> Goal
Transcribe every line of the records verbatim.
═══ Entries supplied ═══
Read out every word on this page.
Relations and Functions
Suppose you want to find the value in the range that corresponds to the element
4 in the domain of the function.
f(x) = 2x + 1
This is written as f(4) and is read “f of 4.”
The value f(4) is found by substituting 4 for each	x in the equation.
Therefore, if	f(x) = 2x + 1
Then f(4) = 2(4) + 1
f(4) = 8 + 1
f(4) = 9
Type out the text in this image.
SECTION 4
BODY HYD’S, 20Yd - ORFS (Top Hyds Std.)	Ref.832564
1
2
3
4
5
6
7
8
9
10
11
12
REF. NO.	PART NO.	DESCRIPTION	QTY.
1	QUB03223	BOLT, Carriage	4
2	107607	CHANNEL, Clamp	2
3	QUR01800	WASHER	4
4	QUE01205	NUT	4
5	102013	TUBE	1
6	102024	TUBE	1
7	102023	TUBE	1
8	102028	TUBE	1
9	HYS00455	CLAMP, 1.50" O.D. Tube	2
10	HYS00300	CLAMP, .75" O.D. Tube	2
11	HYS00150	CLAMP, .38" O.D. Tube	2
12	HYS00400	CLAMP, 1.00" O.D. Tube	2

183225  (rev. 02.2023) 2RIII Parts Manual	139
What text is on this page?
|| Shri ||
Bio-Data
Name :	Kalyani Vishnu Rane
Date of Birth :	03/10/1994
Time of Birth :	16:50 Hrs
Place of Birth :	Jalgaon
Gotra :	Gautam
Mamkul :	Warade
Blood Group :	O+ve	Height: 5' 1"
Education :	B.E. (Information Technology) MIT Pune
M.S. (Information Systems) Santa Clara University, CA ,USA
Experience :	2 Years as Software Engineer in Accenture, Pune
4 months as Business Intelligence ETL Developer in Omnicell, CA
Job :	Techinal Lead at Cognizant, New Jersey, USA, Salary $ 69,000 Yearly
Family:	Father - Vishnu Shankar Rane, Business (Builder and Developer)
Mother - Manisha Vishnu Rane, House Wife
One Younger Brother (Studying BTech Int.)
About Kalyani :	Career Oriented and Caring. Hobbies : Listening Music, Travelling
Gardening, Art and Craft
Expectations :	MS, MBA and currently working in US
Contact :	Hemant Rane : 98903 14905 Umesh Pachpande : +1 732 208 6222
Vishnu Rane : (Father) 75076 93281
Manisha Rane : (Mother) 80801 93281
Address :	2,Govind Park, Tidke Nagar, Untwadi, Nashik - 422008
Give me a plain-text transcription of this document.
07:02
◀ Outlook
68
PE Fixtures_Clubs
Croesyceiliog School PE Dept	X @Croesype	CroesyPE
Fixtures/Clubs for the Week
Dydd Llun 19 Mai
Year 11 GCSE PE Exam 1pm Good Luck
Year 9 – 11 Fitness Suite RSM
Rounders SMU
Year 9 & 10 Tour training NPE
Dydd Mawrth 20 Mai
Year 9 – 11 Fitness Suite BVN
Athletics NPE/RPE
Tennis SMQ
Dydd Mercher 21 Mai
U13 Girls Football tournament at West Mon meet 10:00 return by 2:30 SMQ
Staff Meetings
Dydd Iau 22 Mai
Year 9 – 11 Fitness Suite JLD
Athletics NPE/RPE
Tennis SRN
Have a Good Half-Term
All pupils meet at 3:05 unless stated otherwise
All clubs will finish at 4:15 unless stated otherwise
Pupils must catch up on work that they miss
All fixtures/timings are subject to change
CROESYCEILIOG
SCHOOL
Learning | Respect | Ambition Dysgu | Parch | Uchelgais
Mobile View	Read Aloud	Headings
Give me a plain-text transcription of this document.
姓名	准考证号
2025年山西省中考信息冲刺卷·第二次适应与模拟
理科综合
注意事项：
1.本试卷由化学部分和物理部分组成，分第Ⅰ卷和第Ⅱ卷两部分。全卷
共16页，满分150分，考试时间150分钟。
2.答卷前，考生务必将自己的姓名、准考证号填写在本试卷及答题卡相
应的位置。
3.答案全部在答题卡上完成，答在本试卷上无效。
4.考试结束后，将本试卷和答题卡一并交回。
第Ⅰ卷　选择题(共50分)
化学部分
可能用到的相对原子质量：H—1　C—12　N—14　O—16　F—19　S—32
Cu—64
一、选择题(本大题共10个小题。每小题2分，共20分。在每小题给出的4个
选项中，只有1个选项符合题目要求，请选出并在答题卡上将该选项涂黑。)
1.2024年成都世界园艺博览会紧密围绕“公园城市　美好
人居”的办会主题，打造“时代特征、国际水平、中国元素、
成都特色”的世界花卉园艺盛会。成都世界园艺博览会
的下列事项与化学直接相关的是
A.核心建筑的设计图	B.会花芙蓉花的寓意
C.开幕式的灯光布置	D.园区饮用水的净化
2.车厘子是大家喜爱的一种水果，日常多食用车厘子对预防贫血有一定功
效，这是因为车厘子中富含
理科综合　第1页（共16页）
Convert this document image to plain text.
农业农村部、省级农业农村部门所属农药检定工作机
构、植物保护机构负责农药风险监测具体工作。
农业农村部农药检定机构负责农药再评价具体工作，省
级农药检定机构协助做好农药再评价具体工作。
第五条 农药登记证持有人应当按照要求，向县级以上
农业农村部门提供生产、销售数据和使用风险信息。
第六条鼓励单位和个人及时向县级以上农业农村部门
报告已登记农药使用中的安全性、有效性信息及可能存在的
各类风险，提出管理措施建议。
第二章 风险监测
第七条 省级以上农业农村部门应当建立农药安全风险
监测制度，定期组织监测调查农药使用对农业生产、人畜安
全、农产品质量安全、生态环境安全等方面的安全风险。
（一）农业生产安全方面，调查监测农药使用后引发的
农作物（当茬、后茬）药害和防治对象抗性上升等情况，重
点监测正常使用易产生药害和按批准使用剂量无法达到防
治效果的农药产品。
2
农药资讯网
═══
> Result for this task
Read out every word on this page.
Relations and Functions
Suppose you want to find the value in the range that corresponds to the element
4 in the domain of the function.
f(x) = 2x + 1
This is written as f(4) and is read “f of 4.”
The value f(4) is found by substituting 4 for each	x in the equation.
Therefore, if	f(x) = 2x + 1
Then f(4) = 2(4) + 1
f(4) = 8 + 1
f(4) = 9
Type out the text in this image.
SECTION 4
BODY HYD’S, 20Yd - ORFS (Top Hyds Std.)	Ref.832564
1
2
3
4
5
6
7
8
9
10
11
12
REF. NO.	PART NO.	DESCRIPTION	QTY.
1	QUB03223	BOLT, Carriage	4
2	107607	CHANNEL, Clamp	2
3	QUR01800	WASHER	4
4	QUE01205	NUT	4
5	102013	TUBE	1
6	102024	TUBE	1
7	102023	TUBE	1
8	102028	TUBE	1
9	HYS00455	CLAMP, 1.50" O.D. Tube	2
10	HYS00300	CLAMP, .75" O.D. Tube	2
11	HYS00150	CLAMP, .38" O.D. Tube	2
12	HYS00400	CLAMP, 1.00" O.D. Tube	2

183225  (rev. 02.2023) 2RIII Parts Manual	139
What text is on this page?
|| Shri ||
Bio-Data
Name :	Kalyani Vishnu Rane
Date of Birth :	03/10/1994
Time of Birth :	16:50 Hrs
Place of Birth :	Jalgaon
Gotra :	Gautam
Mamkul :	Warade
Blood Group :	O+ve	Height: 5' 1"
Education :	B.E. (Information Technology) MIT Pune
M.S. (Information Systems) Santa Clara University, CA ,USA
Experience :	2 Years as Software Engineer in Accenture, Pune
4 months as Business Intelligence ETL Developer in Omnicell, CA
Job :	Techinal Lead at Cognizant, New Jersey, USA, Salary $ 69,000 Yearly
Family:	Father - Vishnu Shankar Rane, Business (Builder and Developer)
Mother - Manisha Vishnu Rane, House Wife
One Younger Brother (Studying BTech Int.)
About Kalyani :	Career Oriented and Caring. Hobbies : Listening Music, Travelling
Gardening, Art and Craft
Expectations :	MS, MBA and currently working in US
Contact :	Hemant Rane : 98903 14905 Umesh Pachpande : +1 732 208 6222
Vishnu Rane : (Father) 75076 93281
Manisha Rane : (Mother) 80801 93281
Address :	2,Govind Park, Tidke Nagar, Untwadi, Nashik - 422008
Give me a plain-text transcription of this document.
07:02
◀ Outlook
68
PE Fixtures_Clubs
Croesyceiliog School PE Dept	X @Croesype	CroesyPE
Fixtures/Clubs for the Week
Dydd Llun 19 Mai
Year 11 GCSE PE Exam 1pm Good Luck
Year 9 – 11 Fitness Suite RSM
Rounders SMU
Year 9 & 10 Tour training NPE
Dydd Mawrth 20 Mai
Year 9 – 11 Fitness Suite BVN
Athletics NPE/RPE
Tennis SMQ
Dydd Mercher 21 Mai
U13 Girls Football tournament at West Mon meet 10:00 return by 2:30 SMQ
Staff Meetings
Dydd Iau 22 Mai
Year 9 – 11 Fitness Suite JLD
Athletics NPE/RPE
Tennis SRN
Have a Good Half-Term
All pupils meet at 3:05 unless stated otherwise
All clubs will finish at 4:15 unless stated otherwise
Pupils must catch up on work that they miss
All fixtures/timings are subject to change
CROESYCEILIOG
SCHOOL
Learning | Respect | Ambition Dysgu | Parch | Uchelgais
Mobile View	Read Aloud	Headings
Give me a plain-text transcription of this document.
姓名	准考证号
2025年山西省中考信息冲刺卷·第二次适应与模拟
理科综合
注意事项：
1.本试卷由化学部分和物理部分组成，分第Ⅰ卷和第Ⅱ卷两部分。全卷
共16页，满分150分，考试时间150分钟。
2.答卷前，考生务必将自己的姓名、准考证号填写在本试卷及答题卡相
应的位置。
3.答案全部在答题卡上完成，答在本试卷上无效。
4.考试结束后，将本试卷和答题卡一并交回。
第Ⅰ卷　选择题(共50分)
化学部分
可能用到的相对原子质量：H—1　C—12　N—14　O—16　F—19　S—32
Cu—64
一、选择题(本大题共10个小题。每小题2分，共20分。在每小题给出的4个
选项中，只有1个选项符合题目要求，请选出并在答题卡上将该选项涂黑。)
1.2024年成都世界园艺博览会紧密围绕“公园城市　美好
人居”的办会主题，打造“时代特征、国际水平、中国元素、
成都特色”的世界花卉园艺盛会。成都世界园艺博览会
的下列事项与化学直接相关的是
A.核心建筑的设计图	B.会花芙蓉花的寓意
C.开幕式的灯光布置	D.园区饮用水的净化
2.车厘子是大家喜爱的一种水果，日常多食用车厘子对预防贫血有一定功
效，这是因为车厘子中富含
理科综合　第1页（共16页）
Convert this document image to plain text.
农业农村部、省级农业农村部门所属农药检定工作机
构、植物保护机构负责农药风险监测具体工作。
农业农村部农药检定机构负责农药再评价具体工作，省
级农药检定机构协助做好农药再评价具体工作。
第五条 农药登记证持有人应当按照要求，向县级以上
农业农村部门提供生产、销售数据和使用风险信息。
第六条鼓励单位和个人及时向县级以上农业农村部门
报告已登记农药使用中的安全性、有效性信息及可能存在的
各类风险，提出管理措施建议。
第二章 风险监测
第七条 省级以上农业农村部门应当建立农药安全风险
监测制度，定期组织监测调查农药使用对农业生产、人畜安
全、农产品质量安全、生态环境安全等方面的安全风险。
（一）农业生产安全方面，调查监测农药使用后引发的
农作物（当茬、后茬）药害和防治对象抗性上升等情况，重
点监测正常使用易产生药害和按批准使用剂量无法达到防
治效果的农药产品。
2
农药资讯网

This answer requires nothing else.